━━━━━ INPUT MATERIAL ━━━━━
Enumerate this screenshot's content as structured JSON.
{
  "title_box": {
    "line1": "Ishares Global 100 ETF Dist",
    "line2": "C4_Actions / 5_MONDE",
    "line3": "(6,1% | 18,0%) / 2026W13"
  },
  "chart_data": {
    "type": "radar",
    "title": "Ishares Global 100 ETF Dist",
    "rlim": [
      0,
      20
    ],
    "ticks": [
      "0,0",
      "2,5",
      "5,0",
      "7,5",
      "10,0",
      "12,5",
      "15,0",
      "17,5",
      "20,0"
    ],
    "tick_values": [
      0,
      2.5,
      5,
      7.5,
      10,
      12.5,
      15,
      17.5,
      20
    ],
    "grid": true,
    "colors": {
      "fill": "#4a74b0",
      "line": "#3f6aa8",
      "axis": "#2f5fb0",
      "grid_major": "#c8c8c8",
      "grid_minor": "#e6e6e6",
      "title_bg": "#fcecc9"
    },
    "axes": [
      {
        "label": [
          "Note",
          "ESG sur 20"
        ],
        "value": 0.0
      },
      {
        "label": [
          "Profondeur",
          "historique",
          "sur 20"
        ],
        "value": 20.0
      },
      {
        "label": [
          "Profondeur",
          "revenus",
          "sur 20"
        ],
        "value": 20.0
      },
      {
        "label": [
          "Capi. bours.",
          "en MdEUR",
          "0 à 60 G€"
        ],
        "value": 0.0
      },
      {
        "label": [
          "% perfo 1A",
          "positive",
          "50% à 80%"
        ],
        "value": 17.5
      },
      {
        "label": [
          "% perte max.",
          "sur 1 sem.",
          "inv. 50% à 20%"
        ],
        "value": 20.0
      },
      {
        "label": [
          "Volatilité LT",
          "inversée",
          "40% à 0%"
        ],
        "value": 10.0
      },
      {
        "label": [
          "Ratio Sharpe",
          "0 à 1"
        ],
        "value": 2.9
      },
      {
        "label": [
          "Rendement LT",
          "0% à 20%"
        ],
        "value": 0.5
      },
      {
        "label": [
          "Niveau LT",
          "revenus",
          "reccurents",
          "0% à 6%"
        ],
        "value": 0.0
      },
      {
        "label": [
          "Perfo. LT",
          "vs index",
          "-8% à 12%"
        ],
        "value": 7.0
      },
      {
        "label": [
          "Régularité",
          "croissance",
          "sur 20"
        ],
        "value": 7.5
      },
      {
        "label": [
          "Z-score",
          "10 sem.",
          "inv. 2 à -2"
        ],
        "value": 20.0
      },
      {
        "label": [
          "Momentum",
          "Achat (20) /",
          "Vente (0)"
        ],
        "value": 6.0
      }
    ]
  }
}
━━━━━
= EXERCISE DESCRIPTION =
In the listing above, locate each line with "Dist" and copy it.

= COMPLETE OUTPUT =
    "line1": "Ishares Global 100 ETF Dist",
    "title": "Ishares Global 100 ETF Dist",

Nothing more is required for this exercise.